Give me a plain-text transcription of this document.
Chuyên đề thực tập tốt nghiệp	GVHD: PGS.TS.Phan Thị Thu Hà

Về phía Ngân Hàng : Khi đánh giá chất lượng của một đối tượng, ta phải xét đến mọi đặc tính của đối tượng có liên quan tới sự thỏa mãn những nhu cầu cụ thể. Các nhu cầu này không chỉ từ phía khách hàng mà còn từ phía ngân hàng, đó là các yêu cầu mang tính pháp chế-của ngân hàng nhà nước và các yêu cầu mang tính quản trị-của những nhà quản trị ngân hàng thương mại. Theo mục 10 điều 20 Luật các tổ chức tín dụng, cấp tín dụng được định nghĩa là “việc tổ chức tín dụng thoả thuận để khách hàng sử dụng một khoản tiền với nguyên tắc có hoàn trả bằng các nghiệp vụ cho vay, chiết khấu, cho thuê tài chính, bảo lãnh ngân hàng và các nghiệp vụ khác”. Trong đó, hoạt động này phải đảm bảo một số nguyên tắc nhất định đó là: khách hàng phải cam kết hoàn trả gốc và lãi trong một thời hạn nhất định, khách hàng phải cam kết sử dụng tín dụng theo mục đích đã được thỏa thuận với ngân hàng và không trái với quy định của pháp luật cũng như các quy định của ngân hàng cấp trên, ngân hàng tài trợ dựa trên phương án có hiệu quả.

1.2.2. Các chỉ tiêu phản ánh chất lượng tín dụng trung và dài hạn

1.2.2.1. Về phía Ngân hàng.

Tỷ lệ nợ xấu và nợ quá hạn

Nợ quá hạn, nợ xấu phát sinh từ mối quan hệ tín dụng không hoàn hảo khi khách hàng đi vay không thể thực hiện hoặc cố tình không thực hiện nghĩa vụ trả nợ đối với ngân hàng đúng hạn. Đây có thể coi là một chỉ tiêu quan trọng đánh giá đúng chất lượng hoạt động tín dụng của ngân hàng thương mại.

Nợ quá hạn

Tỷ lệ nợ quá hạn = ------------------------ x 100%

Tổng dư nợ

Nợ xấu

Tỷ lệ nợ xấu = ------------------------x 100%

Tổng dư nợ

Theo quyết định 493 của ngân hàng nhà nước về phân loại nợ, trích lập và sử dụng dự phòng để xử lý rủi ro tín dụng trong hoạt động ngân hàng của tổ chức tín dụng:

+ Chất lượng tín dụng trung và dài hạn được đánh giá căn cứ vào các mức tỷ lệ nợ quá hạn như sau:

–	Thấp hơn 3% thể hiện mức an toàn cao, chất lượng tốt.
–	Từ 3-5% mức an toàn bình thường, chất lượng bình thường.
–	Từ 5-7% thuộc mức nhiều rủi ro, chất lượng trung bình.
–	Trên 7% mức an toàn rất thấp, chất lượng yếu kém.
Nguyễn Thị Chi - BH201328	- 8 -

EXERCISE INSTRUCTIONS: Extract each line holding the string "trung".

SOLUTION:
1.2.2. Các chỉ tiêu phản ánh chất lượng tín dụng trung và dài hạn
+ Chất lượng tín dụng trung và dài hạn được đánh giá căn cứ vào các mức tỷ lệ nợ quá hạn như sau:
–	Từ 5-7% thuộc mức nhiều rủi ro, chất lượng trung bình.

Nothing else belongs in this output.